## Problem statement:
Please retype the records below exactly, leaving out any pictures.
########################################
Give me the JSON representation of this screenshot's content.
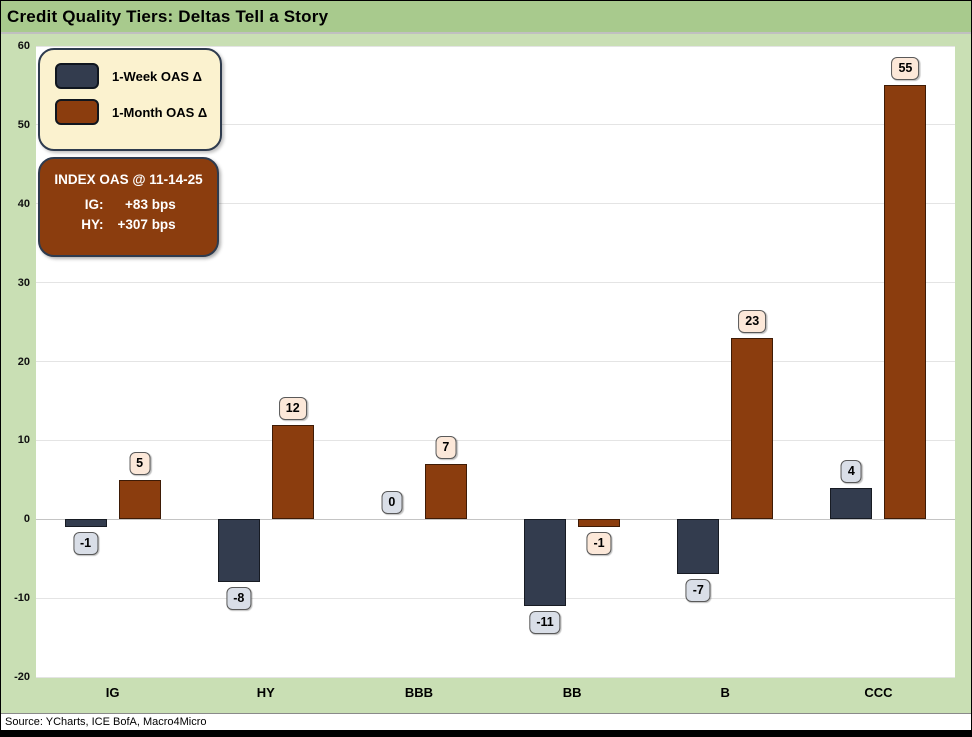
{
  "window": {
    "title": "Credit Quality Tiers: Deltas Tell a Story"
  },
  "legend": {
    "items": [
      {
        "label": "1-Week OAS Δ",
        "color": "#333C4E"
      },
      {
        "label": "1-Month OAS Δ",
        "color": "#8B3D0E"
      }
    ]
  },
  "info_box": {
    "heading": "INDEX OAS @ 11-14-25",
    "rows": [
      {
        "label": "IG:",
        "value": "+83 bps"
      },
      {
        "label": "HY:",
        "value": "+307 bps"
      }
    ]
  },
  "footer": {
    "source": "Source: YCharts, ICE BofA, Macro4Micro"
  },
  "colors": {
    "title_bar_green": "#A8CA8D",
    "background_green": "#C9DFB4",
    "plot_background": "#FFFFFF",
    "gridline": "#E4E4E4",
    "week_bar": "#333C4E",
    "month_bar": "#8B3D0E",
    "legend_background": "#FBF2CF",
    "info_box_background": "#8B3D0E",
    "week_label_background": "#D9DEE7",
    "month_label_background": "#FCE8D9"
  },
  "chart_data": {
    "type": "bar",
    "title": "Credit Quality Tiers: Deltas Tell a Story",
    "categories": [
      "IG",
      "HY",
      "BBB",
      "BB",
      "B",
      "CCC"
    ],
    "series": [
      {
        "name": "1-Week OAS Δ",
        "values": [
          -1,
          -8,
          0,
          -11,
          -7,
          4
        ],
        "color": "#333C4E",
        "label_bg": "#D9DEE7"
      },
      {
        "name": "1-Month OAS Δ",
        "values": [
          5,
          12,
          7,
          -1,
          23,
          55
        ],
        "color": "#8B3D0E",
        "label_bg": "#FCE8D9"
      }
    ],
    "xlabel": "",
    "ylabel": "",
    "ylim": [
      -20,
      60
    ],
    "yticks": [
      60,
      50,
      40,
      30,
      20,
      10,
      0,
      -10,
      -20
    ],
    "grid": true,
    "legend_position": "top-left",
    "annotations": [
      "INDEX OAS @ 11-14-25",
      "IG: +83 bps",
      "HY: +307 bps"
    ],
    "data_labels": true
  }
}
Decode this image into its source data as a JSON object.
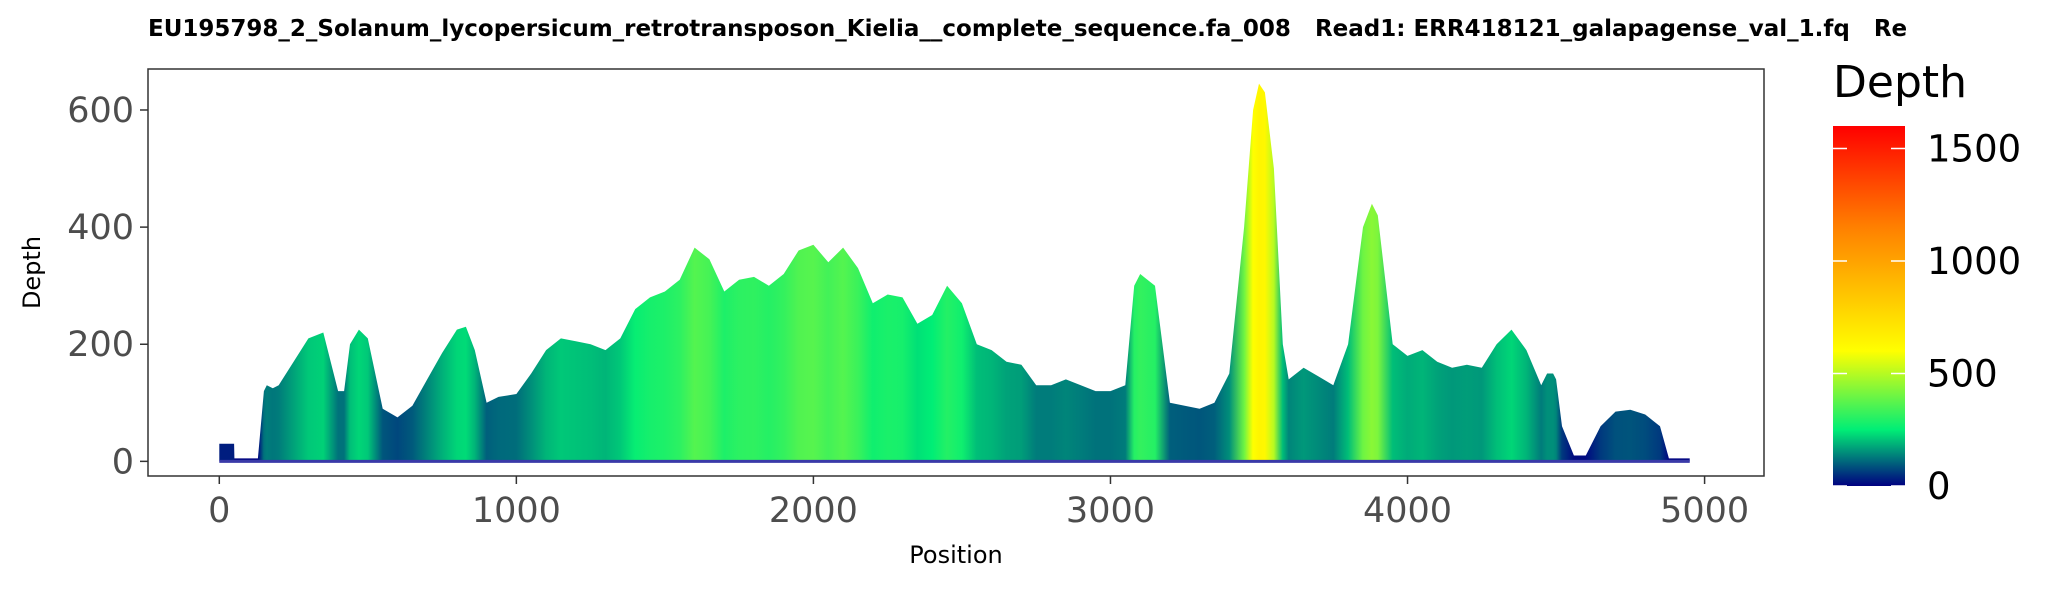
{
  "chart_data": {
    "type": "area",
    "title": "EU195798_2_Solanum_lycopersicum_retrotransposon_Kielia__complete_sequence.fa_008   Read1: ERR418121_galapagense_val_1.fq   Re",
    "xlabel": "Position",
    "ylabel": "Depth",
    "xlim": [
      -240,
      5200
    ],
    "ylim": [
      -25,
      670
    ],
    "x_ticks": [
      0,
      1000,
      2000,
      3000,
      4000,
      5000
    ],
    "x_tick_labels": [
      "0",
      "1000",
      "2000",
      "3000",
      "4000",
      "5000"
    ],
    "y_ticks": [
      0,
      200,
      400,
      600
    ],
    "y_tick_labels": [
      "0",
      "200",
      "400",
      "600"
    ],
    "grid": false,
    "legend": {
      "title": "Depth",
      "placement": "right",
      "ticks": [
        0,
        500,
        1000,
        1500
      ],
      "tick_labels": [
        "0",
        "500",
        "1000",
        "1500"
      ],
      "range": [
        0,
        1600
      ],
      "colors": [
        "#000080",
        "#00ee76",
        "#ffff00",
        "#ff8000",
        "#ff0000"
      ],
      "stops": [
        0,
        250,
        600,
        1150,
        1600
      ]
    },
    "series": [
      {
        "x": [
          0,
          50,
          51,
          130,
          150,
          160,
          180,
          200,
          250,
          300,
          350,
          400,
          420,
          440,
          470,
          500,
          550,
          600,
          650,
          700,
          750,
          800,
          830,
          860,
          900,
          940,
          1000,
          1050,
          1100,
          1150,
          1200,
          1250,
          1300,
          1350,
          1400,
          1450,
          1500,
          1550,
          1600,
          1650,
          1700,
          1750,
          1800,
          1850,
          1900,
          1950,
          2000,
          2050,
          2100,
          2150,
          2200,
          2250,
          2300,
          2350,
          2400,
          2450,
          2500,
          2550,
          2600,
          2650,
          2700,
          2750,
          2800,
          2850,
          2900,
          2950,
          3000,
          3050,
          3080,
          3100,
          3150,
          3200,
          3250,
          3300,
          3350,
          3400,
          3450,
          3480,
          3500,
          3520,
          3550,
          3580,
          3600,
          3650,
          3700,
          3750,
          3800,
          3850,
          3880,
          3900,
          3950,
          4000,
          4050,
          4100,
          4150,
          4200,
          4250,
          4300,
          4350,
          4400,
          4450,
          4470,
          4490,
          4500,
          4520,
          4560,
          4600,
          4650,
          4700,
          4750,
          4800,
          4850,
          4880,
          4950
        ],
        "values": [
          30,
          30,
          5,
          5,
          120,
          130,
          125,
          130,
          170,
          210,
          220,
          120,
          120,
          200,
          225,
          210,
          90,
          75,
          95,
          140,
          185,
          225,
          230,
          190,
          100,
          110,
          115,
          150,
          190,
          210,
          205,
          200,
          190,
          210,
          260,
          280,
          290,
          310,
          365,
          345,
          290,
          310,
          315,
          300,
          320,
          360,
          370,
          340,
          365,
          330,
          270,
          285,
          280,
          235,
          250,
          300,
          270,
          200,
          190,
          170,
          165,
          130,
          130,
          140,
          130,
          120,
          120,
          130,
          300,
          320,
          300,
          100,
          95,
          90,
          100,
          150,
          400,
          600,
          645,
          630,
          500,
          200,
          140,
          160,
          145,
          130,
          200,
          400,
          440,
          420,
          200,
          180,
          190,
          170,
          160,
          165,
          160,
          200,
          225,
          190,
          130,
          150,
          150,
          140,
          60,
          10,
          10,
          60,
          85,
          88,
          80,
          60,
          5,
          5
        ]
      }
    ]
  }
}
########################################
## Completed exercise:
Give me the JSON representation of this screenshot's content.
{
  "window": {
    "title": "Credit Quality Tiers: Deltas Tell a Story"
  },
  "legend": {
    "items": [
      {
        "label": "1-Week OAS Δ",
        "color": "#333C4E"
      },
      {
        "label": "1-Month OAS Δ",
        "color": "#8B3D0E"
      }
    ]
  },
  "info_box": {
    "heading": "INDEX OAS @ 11-14-25",
    "rows": [
      {
        "label": "IG:",
        "value": "+83 bps"
      },
      {
        "label": "HY:",
        "value": "+307 bps"
      }
    ]
  },
  "footer": {
    "source": "Source: YCharts, ICE BofA, Macro4Micro"
  },
  "colors": {
    "title_bar_green": "#A8CA8D",
    "background_green": "#C9DFB4",
    "plot_background": "#FFFFFF",
    "gridline": "#E4E4E4",
    "week_bar": "#333C4E",
    "month_bar": "#8B3D0E",
    "legend_background": "#FBF2CF",
    "info_box_background": "#8B3D0E",
    "week_label_background": "#D9DEE7",
    "month_label_background": "#FCE8D9"
  },
  "chart_data": {
    "type": "bar",
    "title": "Credit Quality Tiers: Deltas Tell a Story",
    "categories": [
      "IG",
      "HY",
      "BBB",
      "BB",
      "B",
      "CCC"
    ],
    "series": [
      {
        "name": "1-Week OAS Δ",
        "values": [
          -1,
          -8,
          0,
          -11,
          -7,
          4
        ],
        "color": "#333C4E",
        "label_bg": "#D9DEE7"
      },
      {
        "name": "1-Month OAS Δ",
        "values": [
          5,
          12,
          7,
          -1,
          23,
          55
        ],
        "color": "#8B3D0E",
        "label_bg": "#FCE8D9"
      }
    ],
    "xlabel": "",
    "ylabel": "",
    "ylim": [
      -20,
      60
    ],
    "yticks": [
      60,
      50,
      40,
      30,
      20,
      10,
      0,
      -10,
      -20
    ],
    "grid": true,
    "legend_position": "top-left",
    "annotations": [
      "INDEX OAS @ 11-14-25",
      "IG: +83 bps",
      "HY: +307 bps"
    ],
    "data_labels": true
  }
}
Decode this image into its source data as a JSON object.
{
  "chart_data": {
    "type": "area",
    "title": "EU195798_2_Solanum_lycopersicum_retrotransposon_Kielia__complete_sequence.fa_008   Read1: ERR418121_galapagense_val_1.fq   Re",
    "xlabel": "Position",
    "ylabel": "Depth",
    "xlim": [
      -240,
      5200
    ],
    "ylim": [
      -25,
      670
    ],
    "x_ticks": [
      0,
      1000,
      2000,
      3000,
      4000,
      5000
    ],
    "x_tick_labels": [
      "0",
      "1000",
      "2000",
      "3000",
      "4000",
      "5000"
    ],
    "y_ticks": [
      0,
      200,
      400,
      600
    ],
    "y_tick_labels": [
      "0",
      "200",
      "400",
      "600"
    ],
    "grid": false,
    "legend": {
      "title": "Depth",
      "placement": "right",
      "ticks": [
        0,
        500,
        1000,
        1500
      ],
      "tick_labels": [
        "0",
        "500",
        "1000",
        "1500"
      ],
      "range": [
        0,
        1600
      ],
      "colors": [
        "#000080",
        "#00ee76",
        "#ffff00",
        "#ff8000",
        "#ff0000"
      ],
      "stops": [
        0,
        250,
        600,
        1150,
        1600
      ]
    },
    "series": [
      {
        "x": [
          0,
          50,
          51,
          130,
          150,
          160,
          180,
          200,
          250,
          300,
          350,
          400,
          420,
          440,
          470,
          500,
          550,
          600,
          650,
          700,
          750,
          800,
          830,
          860,
          900,
          940,
          1000,
          1050,
          1100,
          1150,
          1200,
          1250,
          1300,
          1350,
          1400,
          1450,
          1500,
          1550,
          1600,
          1650,
          1700,
          1750,
          1800,
          1850,
          1900,
          1950,
          2000,
          2050,
          2100,
          2150,
          2200,
          2250,
          2300,
          2350,
          2400,
          2450,
          2500,
          2550,
          2600,
          2650,
          2700,
          2750,
          2800,
          2850,
          2900,
          2950,
          3000,
          3050,
          3080,
          3100,
          3150,
          3200,
          3250,
          3300,
          3350,
          3400,
          3450,
          3480,
          3500,
          3520,
          3550,
          3580,
          3600,
          3650,
          3700,
          3750,
          3800,
          3850,
          3880,
          3900,
          3950,
          4000,
          4050,
          4100,
          4150,
          4200,
          4250,
          4300,
          4350,
          4400,
          4450,
          4470,
          4490,
          4500,
          4520,
          4560,
          4600,
          4650,
          4700,
          4750,
          4800,
          4850,
          4880,
          4950
        ],
        "values": [
          30,
          30,
          5,
          5,
          120,
          130,
          125,
          130,
          170,
          210,
          220,
          120,
          120,
          200,
          225,
          210,
          90,
          75,
          95,
          140,
          185,
          225,
          230,
          190,
          100,
          110,
          115,
          150,
          190,
          210,
          205,
          200,
          190,
          210,
          260,
          280,
          290,
          310,
          365,
          345,
          290,
          310,
          315,
          300,
          320,
          360,
          370,
          340,
          365,
          330,
          270,
          285,
          280,
          235,
          250,
          300,
          270,
          200,
          190,
          170,
          165,
          130,
          130,
          140,
          130,
          120,
          120,
          130,
          300,
          320,
          300,
          100,
          95,
          90,
          100,
          150,
          400,
          600,
          645,
          630,
          500,
          200,
          140,
          160,
          145,
          130,
          200,
          400,
          440,
          420,
          200,
          180,
          190,
          170,
          160,
          165,
          160,
          200,
          225,
          190,
          130,
          150,
          150,
          140,
          60,
          10,
          10,
          60,
          85,
          88,
          80,
          60,
          5,
          5
        ]
      }
    ]
  }
}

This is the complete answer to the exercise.